— begin DATA EXTRACT —
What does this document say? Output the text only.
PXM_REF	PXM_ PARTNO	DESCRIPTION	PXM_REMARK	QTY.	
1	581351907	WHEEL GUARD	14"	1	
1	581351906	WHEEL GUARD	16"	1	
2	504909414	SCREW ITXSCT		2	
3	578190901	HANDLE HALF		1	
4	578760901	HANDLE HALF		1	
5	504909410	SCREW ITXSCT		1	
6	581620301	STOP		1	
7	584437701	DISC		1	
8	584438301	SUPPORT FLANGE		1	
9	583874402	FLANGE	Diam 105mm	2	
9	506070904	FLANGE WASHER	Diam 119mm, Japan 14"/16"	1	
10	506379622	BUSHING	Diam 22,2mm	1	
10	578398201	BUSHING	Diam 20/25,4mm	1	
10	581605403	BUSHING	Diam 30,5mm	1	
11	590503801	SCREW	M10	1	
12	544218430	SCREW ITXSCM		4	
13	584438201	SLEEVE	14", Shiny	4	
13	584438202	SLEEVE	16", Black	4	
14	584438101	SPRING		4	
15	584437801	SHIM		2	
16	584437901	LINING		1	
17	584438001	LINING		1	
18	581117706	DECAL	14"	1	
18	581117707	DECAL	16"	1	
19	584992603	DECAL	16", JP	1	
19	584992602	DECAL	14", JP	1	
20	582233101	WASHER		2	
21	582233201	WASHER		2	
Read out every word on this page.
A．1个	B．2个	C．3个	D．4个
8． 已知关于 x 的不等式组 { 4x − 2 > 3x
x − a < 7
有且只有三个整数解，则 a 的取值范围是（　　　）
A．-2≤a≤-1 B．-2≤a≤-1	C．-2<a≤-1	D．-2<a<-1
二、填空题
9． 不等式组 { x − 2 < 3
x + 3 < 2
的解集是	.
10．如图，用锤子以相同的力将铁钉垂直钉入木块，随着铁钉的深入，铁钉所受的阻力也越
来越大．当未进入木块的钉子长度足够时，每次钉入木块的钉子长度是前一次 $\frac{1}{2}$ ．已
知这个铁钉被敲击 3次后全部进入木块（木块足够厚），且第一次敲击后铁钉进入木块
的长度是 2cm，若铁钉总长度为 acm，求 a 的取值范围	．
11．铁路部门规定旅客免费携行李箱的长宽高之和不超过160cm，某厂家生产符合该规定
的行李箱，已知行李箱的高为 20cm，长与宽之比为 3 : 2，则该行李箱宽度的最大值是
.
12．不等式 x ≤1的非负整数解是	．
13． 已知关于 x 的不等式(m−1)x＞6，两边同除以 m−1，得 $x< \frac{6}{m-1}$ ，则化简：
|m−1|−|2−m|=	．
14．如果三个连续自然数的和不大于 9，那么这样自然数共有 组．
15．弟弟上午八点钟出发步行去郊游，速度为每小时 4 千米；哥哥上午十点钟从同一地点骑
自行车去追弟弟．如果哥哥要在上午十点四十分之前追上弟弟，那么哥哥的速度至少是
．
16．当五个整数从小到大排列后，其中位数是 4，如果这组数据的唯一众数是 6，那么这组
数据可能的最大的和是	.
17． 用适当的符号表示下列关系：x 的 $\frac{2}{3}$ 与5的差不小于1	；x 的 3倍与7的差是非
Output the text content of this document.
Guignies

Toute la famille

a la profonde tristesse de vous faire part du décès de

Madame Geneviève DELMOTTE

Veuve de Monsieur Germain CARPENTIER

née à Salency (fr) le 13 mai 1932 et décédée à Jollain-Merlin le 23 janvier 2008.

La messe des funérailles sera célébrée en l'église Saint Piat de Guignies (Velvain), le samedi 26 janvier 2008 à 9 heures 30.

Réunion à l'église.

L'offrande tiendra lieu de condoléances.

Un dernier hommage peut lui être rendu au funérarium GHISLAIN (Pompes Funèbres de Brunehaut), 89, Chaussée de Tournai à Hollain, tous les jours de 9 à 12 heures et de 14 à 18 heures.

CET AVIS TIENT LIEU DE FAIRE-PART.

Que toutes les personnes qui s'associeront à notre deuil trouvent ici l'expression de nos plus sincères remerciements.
— end DATA EXTRACT —
Transcribe every line of the data, exactly as it stands.

» **IN RESPONSE**:
What does this document say? Output the text only.
PXM_REF	PXM_ PARTNO	DESCRIPTION	PXM_REMARK	QTY.	
1	581351907	WHEEL GUARD	14"	1	
1	581351906	WHEEL GUARD	16"	1	
2	504909414	SCREW ITXSCT		2	
3	578190901	HANDLE HALF		1	
4	578760901	HANDLE HALF		1	
5	504909410	SCREW ITXSCT		1	
6	581620301	STOP		1	
7	584437701	DISC		1	
8	584438301	SUPPORT FLANGE		1	
9	583874402	FLANGE	Diam 105mm	2	
9	506070904	FLANGE WASHER	Diam 119mm, Japan 14"/16"	1	
10	506379622	BUSHING	Diam 22,2mm	1	
10	578398201	BUSHING	Diam 20/25,4mm	1	
10	581605403	BUSHING	Diam 30,5mm	1	
11	590503801	SCREW	M10	1	
12	544218430	SCREW ITXSCM		4	
13	584438201	SLEEVE	14", Shiny	4	
13	584438202	SLEEVE	16", Black	4	
14	584438101	SPRING		4	
15	584437801	SHIM		2	
16	584437901	LINING		1	
17	584438001	LINING		1	
18	581117706	DECAL	14"	1	
18	581117707	DECAL	16"	1	
19	584992603	DECAL	16", JP	1	
19	584992602	DECAL	14", JP	1	
20	582233101	WASHER		2	
21	582233201	WASHER		2	
Read out every word on this page.
A．1个	B．2个	C．3个	D．4个
8． 已知关于 x 的不等式组 { 4x − 2 > 3x
x − a < 7
有且只有三个整数解，则 a 的取值范围是（　　　）
A．-2≤a≤-1 B．-2≤a≤-1	C．-2<a≤-1	D．-2<a<-1
二、填空题
9． 不等式组 { x − 2 < 3
x + 3 < 2
的解集是	.
10．如图，用锤子以相同的力将铁钉垂直钉入木块，随着铁钉的深入，铁钉所受的阻力也越
来越大．当未进入木块的钉子长度足够时，每次钉入木块的钉子长度是前一次 $\frac{1}{2}$ ．已
知这个铁钉被敲击 3次后全部进入木块（木块足够厚），且第一次敲击后铁钉进入木块
的长度是 2cm，若铁钉总长度为 acm，求 a 的取值范围	．
11．铁路部门规定旅客免费携行李箱的长宽高之和不超过160cm，某厂家生产符合该规定
的行李箱，已知行李箱的高为 20cm，长与宽之比为 3 : 2，则该行李箱宽度的最大值是
.
12．不等式 x ≤1的非负整数解是	．
13． 已知关于 x 的不等式(m−1)x＞6，两边同除以 m−1，得 $x< \frac{6}{m-1}$ ，则化简：
|m−1|−|2−m|=	．
14．如果三个连续自然数的和不大于 9，那么这样自然数共有 组．
15．弟弟上午八点钟出发步行去郊游，速度为每小时 4 千米；哥哥上午十点钟从同一地点骑
自行车去追弟弟．如果哥哥要在上午十点四十分之前追上弟弟，那么哥哥的速度至少是
．
16．当五个整数从小到大排列后，其中位数是 4，如果这组数据的唯一众数是 6，那么这组
数据可能的最大的和是	.
17． 用适当的符号表示下列关系：x 的 $\frac{2}{3}$ 与5的差不小于1	；x 的 3倍与7的差是非
Output the text content of this document.
Guignies

Toute la famille

a la profonde tristesse de vous faire part du décès de

Madame Geneviève DELMOTTE

Veuve de Monsieur Germain CARPENTIER

née à Salency (fr) le 13 mai 1932 et décédée à Jollain-Merlin le 23 janvier 2008.

La messe des funérailles sera célébrée en l'église Saint Piat de Guignies (Velvain), le samedi 26 janvier 2008 à 9 heures 30.

Réunion à l'église.

L'offrande tiendra lieu de condoléances.

Un dernier hommage peut lui être rendu au funérarium GHISLAIN (Pompes Funèbres de Brunehaut), 89, Chaussée de Tournai à Hollain, tous les jours de 9 à 12 heures et de 14 à 18 heures.

CET AVIS TIENT LIEU DE FAIRE-PART.

Que toutes les personnes qui s'associeront à notre deuil trouvent ici l'expression de nos plus sincères remerciements.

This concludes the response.